» **Directive**
List all lines of the data that include the string "указанным".

» **Supplied entries**
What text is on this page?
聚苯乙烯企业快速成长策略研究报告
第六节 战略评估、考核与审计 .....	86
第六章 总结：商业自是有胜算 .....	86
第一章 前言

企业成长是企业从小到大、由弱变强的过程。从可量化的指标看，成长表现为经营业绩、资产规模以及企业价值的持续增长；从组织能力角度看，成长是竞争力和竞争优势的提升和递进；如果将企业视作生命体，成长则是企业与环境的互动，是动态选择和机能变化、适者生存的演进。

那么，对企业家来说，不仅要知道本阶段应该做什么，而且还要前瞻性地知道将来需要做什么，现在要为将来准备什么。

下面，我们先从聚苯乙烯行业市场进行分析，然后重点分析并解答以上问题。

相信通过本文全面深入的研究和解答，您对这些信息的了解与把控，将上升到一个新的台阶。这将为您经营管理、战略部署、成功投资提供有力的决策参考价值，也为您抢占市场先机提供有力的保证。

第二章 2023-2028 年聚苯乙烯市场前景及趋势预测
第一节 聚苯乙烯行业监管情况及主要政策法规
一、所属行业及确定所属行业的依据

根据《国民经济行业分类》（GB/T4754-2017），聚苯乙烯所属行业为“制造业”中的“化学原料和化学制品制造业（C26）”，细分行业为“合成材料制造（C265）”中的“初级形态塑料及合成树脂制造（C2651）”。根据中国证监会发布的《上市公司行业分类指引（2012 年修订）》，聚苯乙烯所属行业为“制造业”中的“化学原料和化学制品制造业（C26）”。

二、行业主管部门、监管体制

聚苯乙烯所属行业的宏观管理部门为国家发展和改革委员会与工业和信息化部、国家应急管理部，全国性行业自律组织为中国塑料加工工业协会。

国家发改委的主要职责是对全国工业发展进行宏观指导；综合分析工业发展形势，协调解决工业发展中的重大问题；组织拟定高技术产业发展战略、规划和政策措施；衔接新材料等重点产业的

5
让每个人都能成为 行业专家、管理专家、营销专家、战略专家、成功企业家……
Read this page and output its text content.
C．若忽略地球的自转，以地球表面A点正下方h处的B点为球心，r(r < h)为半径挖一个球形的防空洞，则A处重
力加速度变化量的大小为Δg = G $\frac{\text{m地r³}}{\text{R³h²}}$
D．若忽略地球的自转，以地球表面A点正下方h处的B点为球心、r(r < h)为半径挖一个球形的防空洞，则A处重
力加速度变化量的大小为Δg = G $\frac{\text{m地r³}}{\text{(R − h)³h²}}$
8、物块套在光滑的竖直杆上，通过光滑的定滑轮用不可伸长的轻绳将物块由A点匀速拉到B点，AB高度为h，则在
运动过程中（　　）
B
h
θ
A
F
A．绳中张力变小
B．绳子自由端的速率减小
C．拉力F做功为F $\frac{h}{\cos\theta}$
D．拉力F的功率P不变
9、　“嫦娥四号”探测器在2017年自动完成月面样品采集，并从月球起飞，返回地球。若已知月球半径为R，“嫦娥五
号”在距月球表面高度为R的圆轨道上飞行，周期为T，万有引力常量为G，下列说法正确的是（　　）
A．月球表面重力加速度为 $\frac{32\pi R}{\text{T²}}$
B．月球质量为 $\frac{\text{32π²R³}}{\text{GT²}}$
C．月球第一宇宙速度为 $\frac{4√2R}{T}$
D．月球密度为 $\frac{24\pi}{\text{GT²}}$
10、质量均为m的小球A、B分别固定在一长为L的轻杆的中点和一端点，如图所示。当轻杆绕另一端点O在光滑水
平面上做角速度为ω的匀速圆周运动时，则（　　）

--

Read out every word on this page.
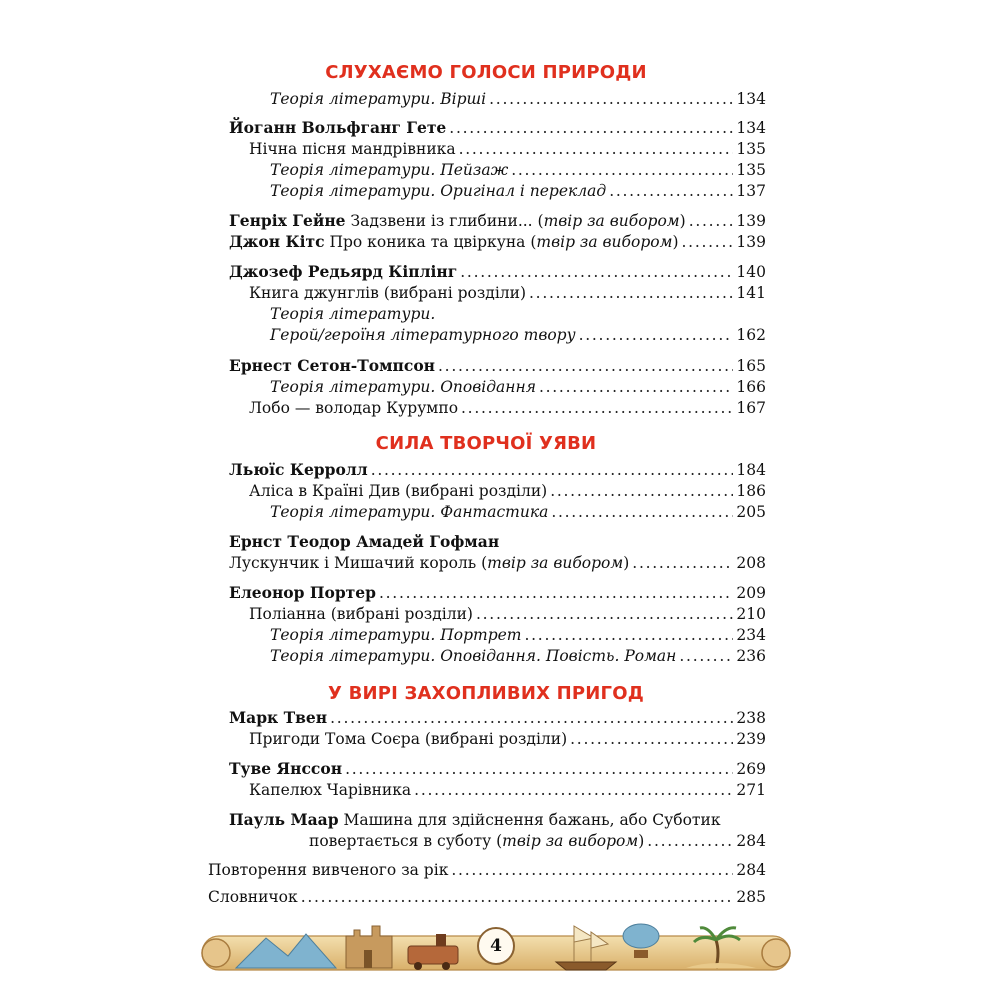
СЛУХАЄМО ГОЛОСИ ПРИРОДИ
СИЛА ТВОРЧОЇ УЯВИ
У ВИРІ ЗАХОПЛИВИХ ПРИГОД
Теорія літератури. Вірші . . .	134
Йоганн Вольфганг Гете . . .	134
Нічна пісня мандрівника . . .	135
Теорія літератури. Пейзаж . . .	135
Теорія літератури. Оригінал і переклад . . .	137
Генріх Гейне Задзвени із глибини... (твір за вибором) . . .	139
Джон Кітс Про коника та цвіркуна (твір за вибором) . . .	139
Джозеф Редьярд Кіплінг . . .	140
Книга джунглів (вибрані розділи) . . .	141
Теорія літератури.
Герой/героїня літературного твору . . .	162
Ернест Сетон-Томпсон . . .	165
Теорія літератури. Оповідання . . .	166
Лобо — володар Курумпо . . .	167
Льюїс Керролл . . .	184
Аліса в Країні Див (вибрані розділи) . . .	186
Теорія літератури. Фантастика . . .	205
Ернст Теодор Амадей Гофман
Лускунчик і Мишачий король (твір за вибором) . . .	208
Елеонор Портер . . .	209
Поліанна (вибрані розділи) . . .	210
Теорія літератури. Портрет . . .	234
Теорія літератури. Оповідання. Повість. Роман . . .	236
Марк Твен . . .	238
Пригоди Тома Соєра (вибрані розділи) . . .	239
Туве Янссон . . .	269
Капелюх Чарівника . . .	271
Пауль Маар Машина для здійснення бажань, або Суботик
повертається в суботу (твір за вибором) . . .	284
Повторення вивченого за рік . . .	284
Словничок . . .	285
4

---

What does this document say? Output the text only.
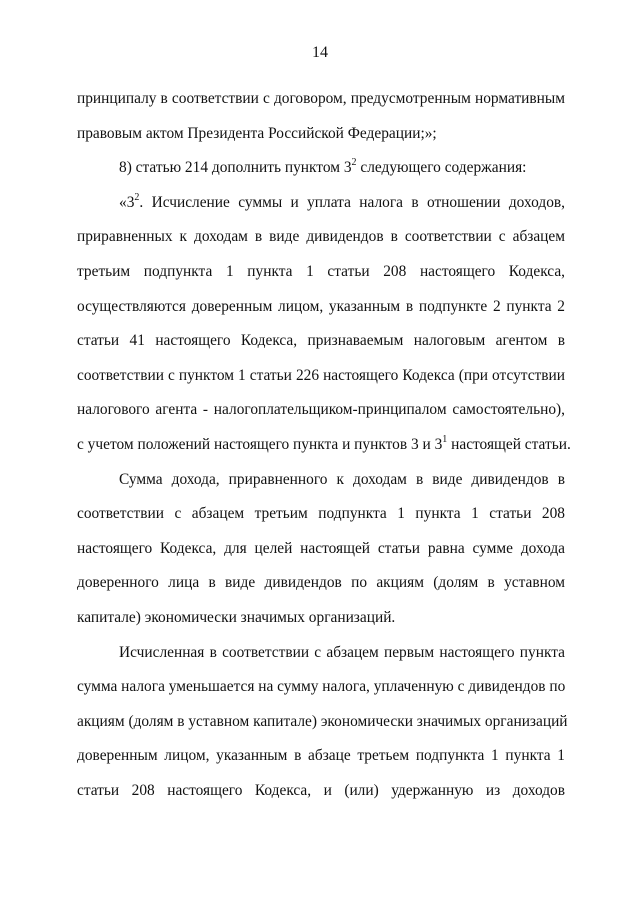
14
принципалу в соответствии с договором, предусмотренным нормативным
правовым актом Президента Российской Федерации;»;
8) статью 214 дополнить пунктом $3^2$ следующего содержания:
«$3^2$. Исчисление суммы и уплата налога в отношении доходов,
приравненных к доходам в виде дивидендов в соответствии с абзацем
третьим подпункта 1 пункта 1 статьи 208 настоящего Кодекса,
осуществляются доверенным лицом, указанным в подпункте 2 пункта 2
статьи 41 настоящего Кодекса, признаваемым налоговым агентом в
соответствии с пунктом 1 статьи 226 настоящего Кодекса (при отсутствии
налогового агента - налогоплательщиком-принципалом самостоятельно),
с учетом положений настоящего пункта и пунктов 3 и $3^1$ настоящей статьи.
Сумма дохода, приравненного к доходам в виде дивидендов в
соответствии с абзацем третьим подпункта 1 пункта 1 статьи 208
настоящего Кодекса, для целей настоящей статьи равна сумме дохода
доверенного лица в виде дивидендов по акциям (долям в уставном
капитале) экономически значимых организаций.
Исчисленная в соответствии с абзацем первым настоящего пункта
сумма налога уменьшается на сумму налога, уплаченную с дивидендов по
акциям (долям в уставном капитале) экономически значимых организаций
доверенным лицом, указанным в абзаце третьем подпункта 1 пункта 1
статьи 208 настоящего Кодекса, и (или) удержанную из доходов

» **Output for this exercise**
осуществляются доверенным лицом, указанным в подпункте 2 пункта 2
доверенным лицом, указанным в абзаце третьем подпункта 1 пункта 1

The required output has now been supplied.